======== Information given

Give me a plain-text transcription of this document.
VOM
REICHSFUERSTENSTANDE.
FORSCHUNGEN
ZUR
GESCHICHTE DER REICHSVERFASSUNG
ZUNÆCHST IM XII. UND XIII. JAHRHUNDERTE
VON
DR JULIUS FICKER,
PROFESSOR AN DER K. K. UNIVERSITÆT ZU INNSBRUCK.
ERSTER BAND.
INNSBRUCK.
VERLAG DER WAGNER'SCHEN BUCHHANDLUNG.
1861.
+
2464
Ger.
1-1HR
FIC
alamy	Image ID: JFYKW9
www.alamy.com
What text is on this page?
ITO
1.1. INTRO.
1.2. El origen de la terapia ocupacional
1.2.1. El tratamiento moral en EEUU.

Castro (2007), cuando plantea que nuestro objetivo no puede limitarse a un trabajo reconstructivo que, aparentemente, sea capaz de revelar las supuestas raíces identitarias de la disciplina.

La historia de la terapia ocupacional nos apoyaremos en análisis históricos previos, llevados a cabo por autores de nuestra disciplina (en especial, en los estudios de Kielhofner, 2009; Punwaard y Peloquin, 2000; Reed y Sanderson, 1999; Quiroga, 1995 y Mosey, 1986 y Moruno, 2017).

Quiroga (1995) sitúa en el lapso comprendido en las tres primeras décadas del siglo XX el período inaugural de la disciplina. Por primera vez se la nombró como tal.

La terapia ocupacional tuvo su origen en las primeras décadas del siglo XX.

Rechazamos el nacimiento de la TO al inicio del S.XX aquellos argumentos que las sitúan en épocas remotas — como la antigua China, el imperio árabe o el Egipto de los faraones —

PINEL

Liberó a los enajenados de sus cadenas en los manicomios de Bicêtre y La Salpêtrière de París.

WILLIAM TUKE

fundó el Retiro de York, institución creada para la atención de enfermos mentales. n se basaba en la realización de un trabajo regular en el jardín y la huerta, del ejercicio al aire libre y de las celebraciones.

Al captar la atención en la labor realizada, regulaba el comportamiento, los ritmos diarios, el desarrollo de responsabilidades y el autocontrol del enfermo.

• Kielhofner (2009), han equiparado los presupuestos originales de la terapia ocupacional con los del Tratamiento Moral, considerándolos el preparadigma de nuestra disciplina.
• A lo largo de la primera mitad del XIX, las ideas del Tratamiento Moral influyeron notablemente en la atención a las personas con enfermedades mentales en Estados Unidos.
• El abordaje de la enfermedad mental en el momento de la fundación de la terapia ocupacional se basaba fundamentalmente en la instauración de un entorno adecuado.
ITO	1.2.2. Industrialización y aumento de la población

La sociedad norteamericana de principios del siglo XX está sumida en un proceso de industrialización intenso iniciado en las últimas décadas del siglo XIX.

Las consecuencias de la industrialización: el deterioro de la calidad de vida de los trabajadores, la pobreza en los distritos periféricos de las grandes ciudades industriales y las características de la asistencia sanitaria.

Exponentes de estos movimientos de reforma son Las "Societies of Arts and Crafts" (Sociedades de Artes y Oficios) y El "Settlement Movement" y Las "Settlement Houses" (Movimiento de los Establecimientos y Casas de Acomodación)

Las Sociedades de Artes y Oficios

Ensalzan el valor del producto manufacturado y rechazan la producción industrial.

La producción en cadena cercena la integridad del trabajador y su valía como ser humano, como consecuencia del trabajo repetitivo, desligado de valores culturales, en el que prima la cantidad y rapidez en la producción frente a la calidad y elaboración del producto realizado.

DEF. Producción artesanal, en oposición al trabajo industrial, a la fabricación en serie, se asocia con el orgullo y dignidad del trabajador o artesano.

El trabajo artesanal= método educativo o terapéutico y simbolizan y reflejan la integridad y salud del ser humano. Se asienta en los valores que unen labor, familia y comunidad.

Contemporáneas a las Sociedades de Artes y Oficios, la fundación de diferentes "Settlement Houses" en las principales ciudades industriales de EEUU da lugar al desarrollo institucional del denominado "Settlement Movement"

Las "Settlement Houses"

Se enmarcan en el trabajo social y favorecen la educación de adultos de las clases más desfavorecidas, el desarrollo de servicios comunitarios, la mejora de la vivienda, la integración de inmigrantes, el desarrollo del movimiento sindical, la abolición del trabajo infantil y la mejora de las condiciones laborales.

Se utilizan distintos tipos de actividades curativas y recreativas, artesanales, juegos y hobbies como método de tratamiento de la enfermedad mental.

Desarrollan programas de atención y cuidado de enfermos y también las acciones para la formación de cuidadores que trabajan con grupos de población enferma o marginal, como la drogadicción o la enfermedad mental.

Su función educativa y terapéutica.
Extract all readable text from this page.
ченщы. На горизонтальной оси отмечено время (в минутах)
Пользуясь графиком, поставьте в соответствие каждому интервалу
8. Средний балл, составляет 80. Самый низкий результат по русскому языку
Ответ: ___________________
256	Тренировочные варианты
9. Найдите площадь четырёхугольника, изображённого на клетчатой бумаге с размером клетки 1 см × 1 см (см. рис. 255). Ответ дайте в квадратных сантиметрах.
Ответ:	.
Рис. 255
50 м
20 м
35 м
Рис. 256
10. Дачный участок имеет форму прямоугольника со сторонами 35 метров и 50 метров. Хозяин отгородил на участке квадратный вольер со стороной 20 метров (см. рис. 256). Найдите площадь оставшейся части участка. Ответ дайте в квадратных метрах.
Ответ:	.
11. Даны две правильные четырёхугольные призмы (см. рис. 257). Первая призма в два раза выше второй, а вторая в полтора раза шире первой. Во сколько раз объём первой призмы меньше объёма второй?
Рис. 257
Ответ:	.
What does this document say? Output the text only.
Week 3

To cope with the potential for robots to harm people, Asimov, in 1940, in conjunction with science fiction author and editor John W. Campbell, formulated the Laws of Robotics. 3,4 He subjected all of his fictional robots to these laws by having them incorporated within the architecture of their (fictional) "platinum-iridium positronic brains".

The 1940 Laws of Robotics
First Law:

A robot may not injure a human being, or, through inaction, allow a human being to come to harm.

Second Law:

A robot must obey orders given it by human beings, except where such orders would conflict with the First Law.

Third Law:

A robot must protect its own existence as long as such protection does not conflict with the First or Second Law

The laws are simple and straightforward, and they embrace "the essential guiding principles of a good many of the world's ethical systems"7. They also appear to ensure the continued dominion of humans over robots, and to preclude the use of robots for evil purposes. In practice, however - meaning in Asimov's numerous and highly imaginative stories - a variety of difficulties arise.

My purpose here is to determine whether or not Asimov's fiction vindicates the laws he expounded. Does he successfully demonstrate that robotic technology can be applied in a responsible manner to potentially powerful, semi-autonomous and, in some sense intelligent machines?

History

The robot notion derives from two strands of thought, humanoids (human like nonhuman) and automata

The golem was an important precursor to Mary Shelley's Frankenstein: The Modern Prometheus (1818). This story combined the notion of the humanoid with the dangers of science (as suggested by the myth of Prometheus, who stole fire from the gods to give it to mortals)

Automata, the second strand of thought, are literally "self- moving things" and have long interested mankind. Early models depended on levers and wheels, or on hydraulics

================

Short problem: Reproduce each line of the entries in which the word "Robotics" is found.

Solution below:
To cope with the potential for robots to harm people, Asimov, in 1940, in conjunction with science fiction author and editor John W. Campbell, formulated the Laws of Robotics. 3,4 He subjected all of his fictional robots to these laws by having them incorporated within the architecture of their (fictional) "platinum-iridium positronic brains".
The 1940 Laws of Robotics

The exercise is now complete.